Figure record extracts
--------

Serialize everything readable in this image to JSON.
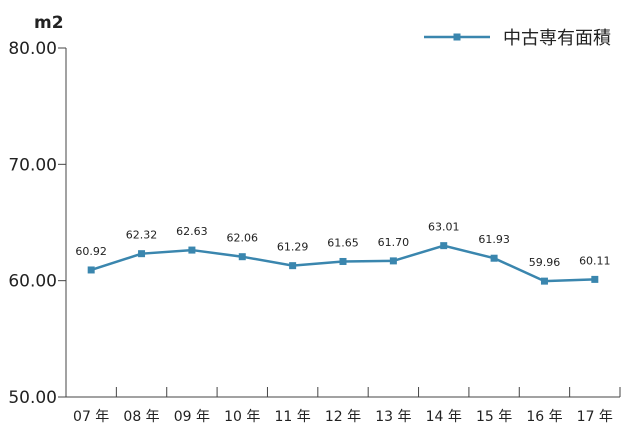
{
  "chart_data": {
    "type": "line",
    "title": "",
    "xlabel": "",
    "ylabel": "m2",
    "ylim": [
      50,
      80
    ],
    "yticks": [
      "80.00",
      "70.00",
      "60.00",
      "50.00"
    ],
    "categories": [
      "07 年",
      "08 年",
      "09 年",
      "10 年",
      "11 年",
      "12 年",
      "13 年",
      "14 年",
      "15 年",
      "16 年",
      "17 年"
    ],
    "series": [
      {
        "name": "中古専有面積",
        "values": [
          60.92,
          62.32,
          62.63,
          62.06,
          61.29,
          61.65,
          61.7,
          63.01,
          61.93,
          59.96,
          60.11
        ],
        "labels": [
          "60.92",
          "62.32",
          "62.63",
          "62.06",
          "61.29",
          "61.65",
          "61.70",
          "63.01",
          "61.93",
          "59.96",
          "60.11"
        ]
      }
    ],
    "grid": false,
    "legend_position": "top-right",
    "colors": {
      "series": "#3a86ae",
      "axis": "#444444"
    }
  }
}
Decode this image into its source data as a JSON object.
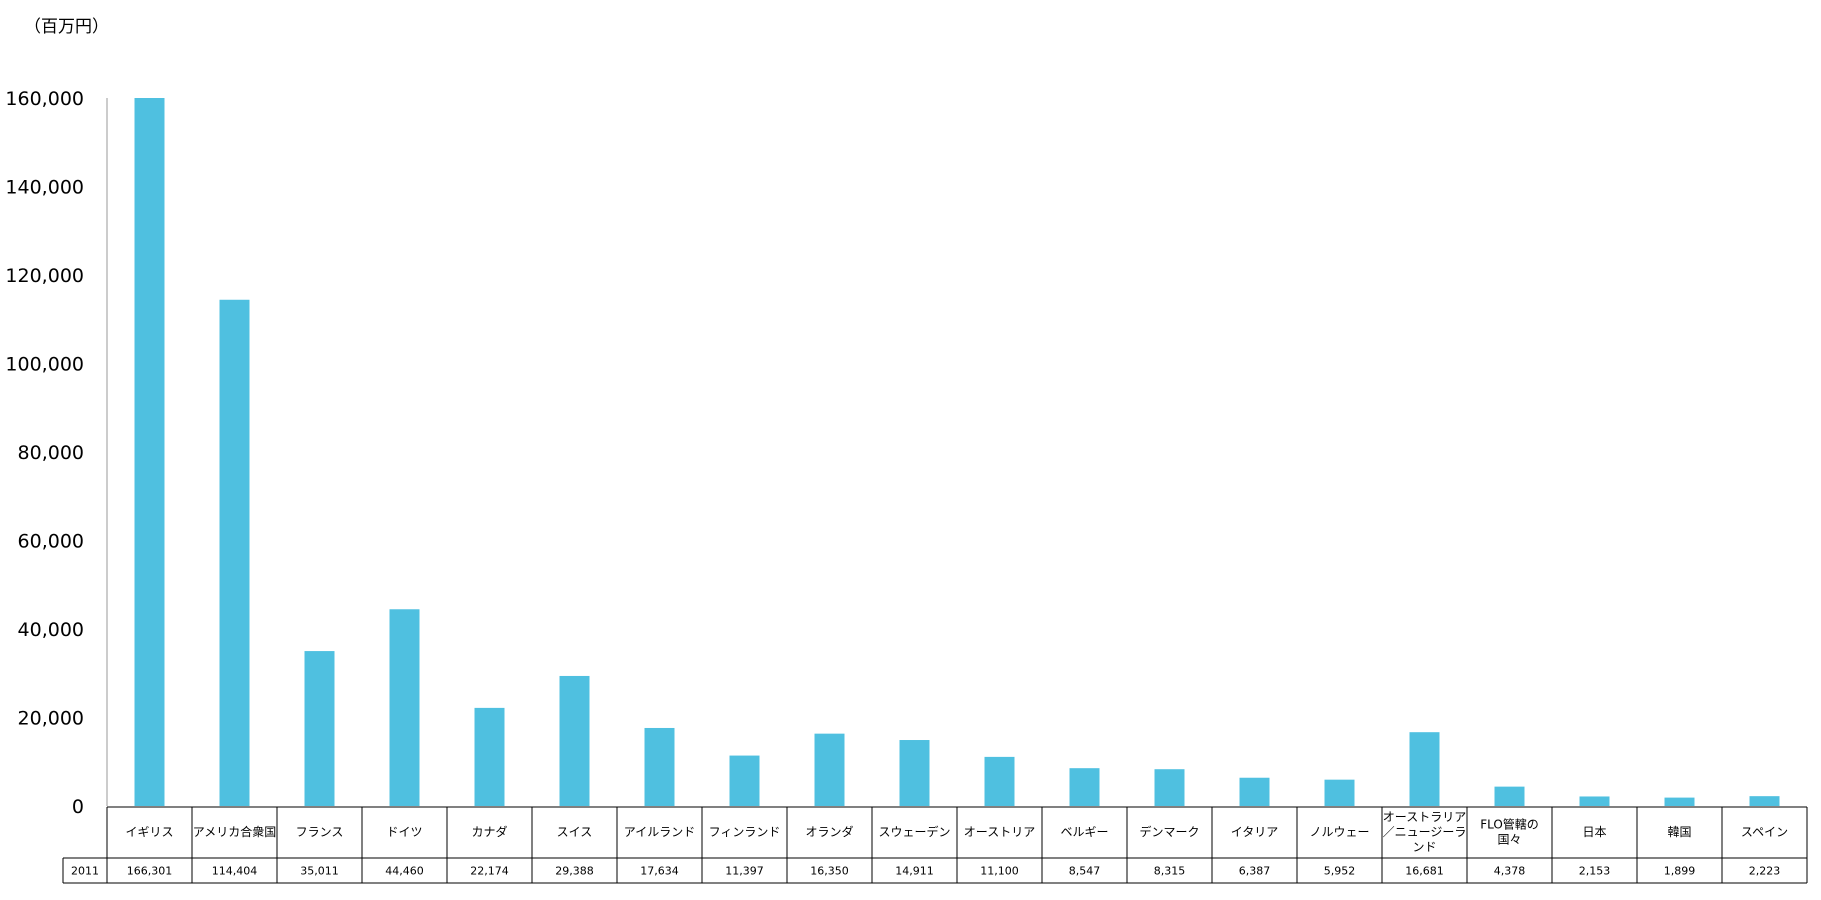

--------

Given instruction: Every line of the data should be copied as it stands, without the images.

Right answer:
Serialize everything readable in this image to JSON.
{
  "chart_data": {
    "type": "line",
    "title": "",
    "xlabel": "",
    "ylabel": "m2",
    "ylim": [
      50,
      80
    ],
    "yticks": [
      "80.00",
      "70.00",
      "60.00",
      "50.00"
    ],
    "categories": [
      "07 年",
      "08 年",
      "09 年",
      "10 年",
      "11 年",
      "12 年",
      "13 年",
      "14 年",
      "15 年",
      "16 年",
      "17 年"
    ],
    "series": [
      {
        "name": "中古専有面積",
        "values": [
          60.92,
          62.32,
          62.63,
          62.06,
          61.29,
          61.65,
          61.7,
          63.01,
          61.93,
          59.96,
          60.11
        ],
        "labels": [
          "60.92",
          "62.32",
          "62.63",
          "62.06",
          "61.29",
          "61.65",
          "61.70",
          "63.01",
          "61.93",
          "59.96",
          "60.11"
        ]
      }
    ],
    "grid": false,
    "legend_position": "top-right",
    "colors": {
      "series": "#3a86ae",
      "axis": "#444444"
    }
  }
}
Decode this image into its source data as a JSON object.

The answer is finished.